===== PROVIDED RECORDS
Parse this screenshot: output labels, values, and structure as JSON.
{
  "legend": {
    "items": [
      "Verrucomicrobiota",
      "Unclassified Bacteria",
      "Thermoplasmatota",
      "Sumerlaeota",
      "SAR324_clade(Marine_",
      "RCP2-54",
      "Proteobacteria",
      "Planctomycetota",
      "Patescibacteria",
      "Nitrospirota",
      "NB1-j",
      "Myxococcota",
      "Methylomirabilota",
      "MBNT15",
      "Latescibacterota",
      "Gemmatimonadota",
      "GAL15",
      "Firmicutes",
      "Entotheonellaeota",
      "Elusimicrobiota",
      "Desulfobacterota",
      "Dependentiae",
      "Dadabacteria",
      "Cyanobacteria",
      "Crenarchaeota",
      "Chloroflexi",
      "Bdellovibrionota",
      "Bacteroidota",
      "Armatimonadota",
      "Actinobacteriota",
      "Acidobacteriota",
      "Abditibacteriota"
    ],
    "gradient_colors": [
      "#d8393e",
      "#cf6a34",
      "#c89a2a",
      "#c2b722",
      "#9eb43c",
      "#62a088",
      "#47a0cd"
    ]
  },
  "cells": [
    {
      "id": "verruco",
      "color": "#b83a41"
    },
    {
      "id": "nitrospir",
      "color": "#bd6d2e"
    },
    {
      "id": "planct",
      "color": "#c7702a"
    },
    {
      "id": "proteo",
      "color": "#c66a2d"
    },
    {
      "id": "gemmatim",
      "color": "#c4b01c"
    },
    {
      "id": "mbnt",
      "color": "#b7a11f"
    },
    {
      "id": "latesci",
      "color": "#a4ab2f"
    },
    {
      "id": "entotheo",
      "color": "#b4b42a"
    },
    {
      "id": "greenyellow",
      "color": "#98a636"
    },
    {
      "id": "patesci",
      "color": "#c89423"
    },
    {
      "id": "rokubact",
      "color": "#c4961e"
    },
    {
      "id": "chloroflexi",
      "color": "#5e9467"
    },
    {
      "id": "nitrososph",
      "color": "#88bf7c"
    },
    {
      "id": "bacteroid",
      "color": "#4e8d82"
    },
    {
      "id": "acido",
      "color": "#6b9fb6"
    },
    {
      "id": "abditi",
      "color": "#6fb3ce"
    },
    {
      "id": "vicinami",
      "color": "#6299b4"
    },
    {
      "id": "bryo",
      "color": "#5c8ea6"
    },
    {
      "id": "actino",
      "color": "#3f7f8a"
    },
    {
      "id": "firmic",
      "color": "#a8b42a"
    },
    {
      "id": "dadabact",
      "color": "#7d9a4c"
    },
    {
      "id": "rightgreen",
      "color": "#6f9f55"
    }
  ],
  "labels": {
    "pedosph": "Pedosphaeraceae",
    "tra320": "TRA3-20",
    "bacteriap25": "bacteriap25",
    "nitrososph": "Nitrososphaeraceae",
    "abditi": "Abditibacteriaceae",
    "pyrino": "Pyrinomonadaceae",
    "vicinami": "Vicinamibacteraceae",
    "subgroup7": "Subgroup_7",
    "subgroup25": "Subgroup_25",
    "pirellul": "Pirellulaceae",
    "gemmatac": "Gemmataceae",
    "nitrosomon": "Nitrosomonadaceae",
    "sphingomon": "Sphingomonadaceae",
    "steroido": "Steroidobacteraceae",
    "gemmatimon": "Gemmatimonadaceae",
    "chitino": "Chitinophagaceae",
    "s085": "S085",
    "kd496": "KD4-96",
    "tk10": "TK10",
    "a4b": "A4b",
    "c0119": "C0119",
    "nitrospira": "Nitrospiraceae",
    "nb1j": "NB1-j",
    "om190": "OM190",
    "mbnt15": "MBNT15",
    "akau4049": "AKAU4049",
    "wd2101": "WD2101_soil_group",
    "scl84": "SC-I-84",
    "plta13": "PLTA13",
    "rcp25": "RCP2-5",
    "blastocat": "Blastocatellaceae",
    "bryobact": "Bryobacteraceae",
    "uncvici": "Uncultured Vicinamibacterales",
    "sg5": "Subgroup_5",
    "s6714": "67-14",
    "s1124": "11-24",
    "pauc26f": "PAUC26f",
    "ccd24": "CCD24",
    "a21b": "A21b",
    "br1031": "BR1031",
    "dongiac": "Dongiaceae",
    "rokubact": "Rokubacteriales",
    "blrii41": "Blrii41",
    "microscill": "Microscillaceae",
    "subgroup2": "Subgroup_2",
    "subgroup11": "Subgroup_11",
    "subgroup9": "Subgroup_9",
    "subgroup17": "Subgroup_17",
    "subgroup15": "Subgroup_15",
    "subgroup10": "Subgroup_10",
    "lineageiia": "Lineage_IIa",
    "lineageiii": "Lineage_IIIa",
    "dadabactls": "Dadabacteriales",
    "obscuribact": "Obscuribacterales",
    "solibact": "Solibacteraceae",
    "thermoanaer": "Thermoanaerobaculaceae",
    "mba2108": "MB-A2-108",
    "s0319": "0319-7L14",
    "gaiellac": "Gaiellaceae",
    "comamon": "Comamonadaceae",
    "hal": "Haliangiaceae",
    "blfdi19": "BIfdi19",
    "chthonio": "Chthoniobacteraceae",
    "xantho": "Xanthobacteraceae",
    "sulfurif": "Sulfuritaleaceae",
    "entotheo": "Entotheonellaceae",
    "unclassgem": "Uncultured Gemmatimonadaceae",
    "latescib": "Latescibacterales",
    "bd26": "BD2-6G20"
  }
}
==========
● REQUIRED WORK
From the first line to the last, copy every record exactly.

● RESPONSE FOR THIS EXERCISE
Parse this screenshot: output labels, values, and structure as JSON.
{
  "legend": {
    "items": [
      "Verrucomicrobiota",
      "Unclassified Bacteria",
      "Thermoplasmatota",
      "Sumerlaeota",
      "SAR324_clade(Marine_",
      "RCP2-54",
      "Proteobacteria",
      "Planctomycetota",
      "Patescibacteria",
      "Nitrospirota",
      "NB1-j",
      "Myxococcota",
      "Methylomirabilota",
      "MBNT15",
      "Latescibacterota",
      "Gemmatimonadota",
      "GAL15",
      "Firmicutes",
      "Entotheonellaeota",
      "Elusimicrobiota",
      "Desulfobacterota",
      "Dependentiae",
      "Dadabacteria",
      "Cyanobacteria",
      "Crenarchaeota",
      "Chloroflexi",
      "Bdellovibrionota",
      "Bacteroidota",
      "Armatimonadota",
      "Actinobacteriota",
      "Acidobacteriota",
      "Abditibacteriota"
    ],
    "gradient_colors": [
      "#d8393e",
      "#cf6a34",
      "#c89a2a",
      "#c2b722",
      "#9eb43c",
      "#62a088",
      "#47a0cd"
    ]
  },
  "cells": [
    {
      "id": "verruco",
      "color": "#b83a41"
    },
    {
      "id": "nitrospir",
      "color": "#bd6d2e"
    },
    {
      "id": "planct",
      "color": "#c7702a"
    },
    {
      "id": "proteo",
      "color": "#c66a2d"
    },
    {
      "id": "gemmatim",
      "color": "#c4b01c"
    },
    {
      "id": "mbnt",
      "color": "#b7a11f"
    },
    {
      "id": "latesci",
      "color": "#a4ab2f"
    },
    {
      "id": "entotheo",
      "color": "#b4b42a"
    },
    {
      "id": "greenyellow",
      "color": "#98a636"
    },
    {
      "id": "patesci",
      "color": "#c89423"
    },
    {
      "id": "rokubact",
      "color": "#c4961e"
    },
    {
      "id": "chloroflexi",
      "color": "#5e9467"
    },
    {
      "id": "nitrososph",
      "color": "#88bf7c"
    },
    {
      "id": "bacteroid",
      "color": "#4e8d82"
    },
    {
      "id": "acido",
      "color": "#6b9fb6"
    },
    {
      "id": "abditi",
      "color": "#6fb3ce"
    },
    {
      "id": "vicinami",
      "color": "#6299b4"
    },
    {
      "id": "bryo",
      "color": "#5c8ea6"
    },
    {
      "id": "actino",
      "color": "#3f7f8a"
    },
    {
      "id": "firmic",
      "color": "#a8b42a"
    },
    {
      "id": "dadabact",
      "color": "#7d9a4c"
    },
    {
      "id": "rightgreen",
      "color": "#6f9f55"
    }
  ],
  "labels": {
    "pedosph": "Pedosphaeraceae",
    "tra320": "TRA3-20",
    "bacteriap25": "bacteriap25",
    "nitrososph": "Nitrososphaeraceae",
    "abditi": "Abditibacteriaceae",
    "pyrino": "Pyrinomonadaceae",
    "vicinami": "Vicinamibacteraceae",
    "subgroup7": "Subgroup_7",
    "subgroup25": "Subgroup_25",
    "pirellul": "Pirellulaceae",
    "gemmatac": "Gemmataceae",
    "nitrosomon": "Nitrosomonadaceae",
    "sphingomon": "Sphingomonadaceae",
    "steroido": "Steroidobacteraceae",
    "gemmatimon": "Gemmatimonadaceae",
    "chitino": "Chitinophagaceae",
    "s085": "S085",
    "kd496": "KD4-96",
    "tk10": "TK10",
    "a4b": "A4b",
    "c0119": "C0119",
    "nitrospira": "Nitrospiraceae",
    "nb1j": "NB1-j",
    "om190": "OM190",
    "mbnt15": "MBNT15",
    "akau4049": "AKAU4049",
    "wd2101": "WD2101_soil_group",
    "scl84": "SC-I-84",
    "plta13": "PLTA13",
    "rcp25": "RCP2-5",
    "blastocat": "Blastocatellaceae",
    "bryobact": "Bryobacteraceae",
    "uncvici": "Uncultured Vicinamibacterales",
    "sg5": "Subgroup_5",
    "s6714": "67-14",
    "s1124": "11-24",
    "pauc26f": "PAUC26f",
    "ccd24": "CCD24",
    "a21b": "A21b",
    "br1031": "BR1031",
    "dongiac": "Dongiaceae",
    "rokubact": "Rokubacteriales",
    "blrii41": "Blrii41",
    "microscill": "Microscillaceae",
    "subgroup2": "Subgroup_2",
    "subgroup11": "Subgroup_11",
    "subgroup9": "Subgroup_9",
    "subgroup17": "Subgroup_17",
    "subgroup15": "Subgroup_15",
    "subgroup10": "Subgroup_10",
    "lineageiia": "Lineage_IIa",
    "lineageiii": "Lineage_IIIa",
    "dadabactls": "Dadabacteriales",
    "obscuribact": "Obscuribacterales",
    "solibact": "Solibacteraceae",
    "thermoanaer": "Thermoanaerobaculaceae",
    "mba2108": "MB-A2-108",
    "s0319": "0319-7L14",
    "gaiellac": "Gaiellaceae",
    "comamon": "Comamonadaceae",
    "hal": "Haliangiaceae",
    "blfdi19": "BIfdi19",
    "chthonio": "Chthoniobacteraceae",
    "xantho": "Xanthobacteraceae",
    "sulfurif": "Sulfuritaleaceae",
    "entotheo": "Entotheonellaceae",
    "unclassgem": "Uncultured Gemmatimonadaceae",
    "latescib": "Latescibacterales",
    "bd26": "BD2-6G20"
  }
}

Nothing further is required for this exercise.